**Supplied entries**
***
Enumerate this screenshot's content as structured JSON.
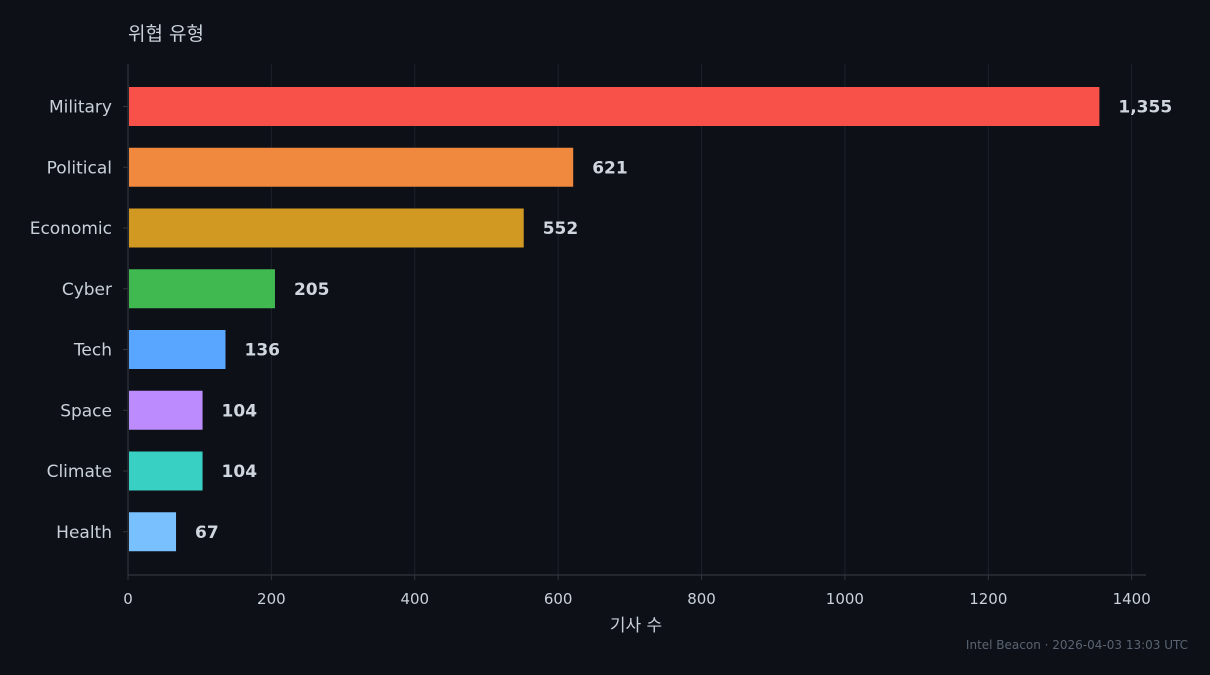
{
  "chart_data": {
    "type": "bar",
    "orientation": "horizontal",
    "title": "위협 유형",
    "xlabel": "기사 수",
    "ylabel": "",
    "xlim": [
      0,
      1420
    ],
    "xticks": [
      0,
      200,
      400,
      600,
      800,
      1000,
      1200,
      1400
    ],
    "grid": "vertical",
    "categories": [
      "Military",
      "Political",
      "Economic",
      "Cyber",
      "Tech",
      "Space",
      "Climate",
      "Health"
    ],
    "values": [
      1355,
      621,
      552,
      205,
      136,
      104,
      104,
      67
    ],
    "value_labels": [
      "1,355",
      "621",
      "552",
      "205",
      "136",
      "104",
      "104",
      "67"
    ],
    "colors": [
      "#f85149",
      "#f0883e",
      "#d29922",
      "#3fb950",
      "#58a6ff",
      "#bc8cff",
      "#39d0c4",
      "#79c0ff"
    ]
  },
  "footer": {
    "watermark": "Intel Beacon · 2026-04-03 13:03 UTC"
  },
  "theme": {
    "background": "#0d1017",
    "text": "#c9d1d9",
    "value_label": "#d0d6de",
    "grid": "#1c212a",
    "axis": "#30363d"
  }
}
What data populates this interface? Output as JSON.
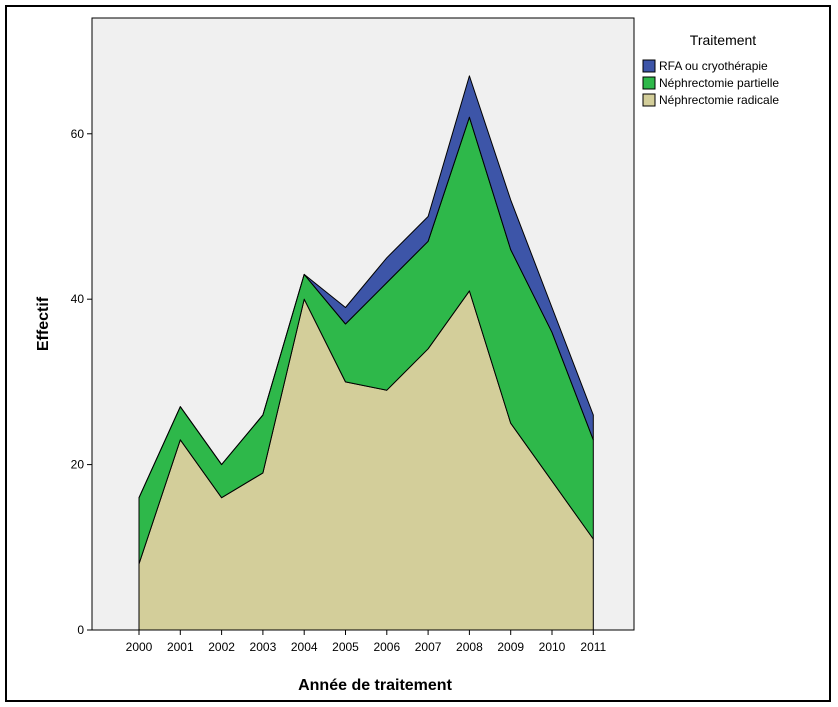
{
  "chart_data": {
    "type": "area",
    "stacked": true,
    "x": [
      "2000",
      "2001",
      "2002",
      "2003",
      "2004",
      "2005",
      "2006",
      "2007",
      "2008",
      "2009",
      "2010",
      "2011"
    ],
    "series": [
      {
        "name": "Néphrectomie radicale",
        "color": "#d3ce9a",
        "values": [
          8,
          23,
          16,
          19,
          40,
          30,
          29,
          34,
          41,
          25,
          18,
          11
        ]
      },
      {
        "name": "Néphrectomie partielle",
        "color": "#2eb84a",
        "values": [
          8,
          4,
          4,
          7,
          3,
          7,
          13,
          13,
          21,
          21,
          18,
          12
        ]
      },
      {
        "name": "RFA ou cryothérapie",
        "color": "#3d55a8",
        "values": [
          0,
          0,
          0,
          0,
          0,
          2,
          3,
          3,
          5,
          6,
          3,
          3
        ]
      }
    ],
    "xlabel": "Année de traitement",
    "ylabel": "Effectif",
    "ylim": [
      0,
      74
    ],
    "yticks": [
      0,
      20,
      40,
      60
    ],
    "legend": {
      "title": "Traitement",
      "position": "top-right",
      "order": [
        "RFA ou cryothérapie",
        "Néphrectomie partielle",
        "Néphrectomie radicale"
      ]
    },
    "plot_background": "#f0f0f0",
    "grid": false
  }
}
***
**Work instructions**
Pictures are to be left out; all else in the entries above is to be quoted exactly.

**Final result**
Enumerate this screenshot's content as structured JSON.
{
  "chart_data": {
    "type": "bar",
    "orientation": "horizontal",
    "title": "위협 유형",
    "xlabel": "기사 수",
    "ylabel": "",
    "xlim": [
      0,
      1420
    ],
    "xticks": [
      0,
      200,
      400,
      600,
      800,
      1000,
      1200,
      1400
    ],
    "grid": "vertical",
    "categories": [
      "Military",
      "Political",
      "Economic",
      "Cyber",
      "Tech",
      "Space",
      "Climate",
      "Health"
    ],
    "values": [
      1355,
      621,
      552,
      205,
      136,
      104,
      104,
      67
    ],
    "value_labels": [
      "1,355",
      "621",
      "552",
      "205",
      "136",
      "104",
      "104",
      "67"
    ],
    "colors": [
      "#f85149",
      "#f0883e",
      "#d29922",
      "#3fb950",
      "#58a6ff",
      "#bc8cff",
      "#39d0c4",
      "#79c0ff"
    ]
  },
  "footer": {
    "watermark": "Intel Beacon · 2026-04-03 13:03 UTC"
  },
  "theme": {
    "background": "#0d1017",
    "text": "#c9d1d9",
    "value_label": "#d0d6de",
    "grid": "#1c212a",
    "axis": "#30363d"
  }
}
What data populates this interface? Output as JSON.
{
  "chart_data": {
    "type": "area",
    "stacked": true,
    "x": [
      "2000",
      "2001",
      "2002",
      "2003",
      "2004",
      "2005",
      "2006",
      "2007",
      "2008",
      "2009",
      "2010",
      "2011"
    ],
    "series": [
      {
        "name": "Néphrectomie radicale",
        "color": "#d3ce9a",
        "values": [
          8,
          23,
          16,
          19,
          40,
          30,
          29,
          34,
          41,
          25,
          18,
          11
        ]
      },
      {
        "name": "Néphrectomie partielle",
        "color": "#2eb84a",
        "values": [
          8,
          4,
          4,
          7,
          3,
          7,
          13,
          13,
          21,
          21,
          18,
          12
        ]
      },
      {
        "name": "RFA ou cryothérapie",
        "color": "#3d55a8",
        "values": [
          0,
          0,
          0,
          0,
          0,
          2,
          3,
          3,
          5,
          6,
          3,
          3
        ]
      }
    ],
    "xlabel": "Année de traitement",
    "ylabel": "Effectif",
    "ylim": [
      0,
      74
    ],
    "yticks": [
      0,
      20,
      40,
      60
    ],
    "legend": {
      "title": "Traitement",
      "position": "top-right",
      "order": [
        "RFA ou cryothérapie",
        "Néphrectomie partielle",
        "Néphrectomie radicale"
      ]
    },
    "plot_background": "#f0f0f0",
    "grid": false
  }
}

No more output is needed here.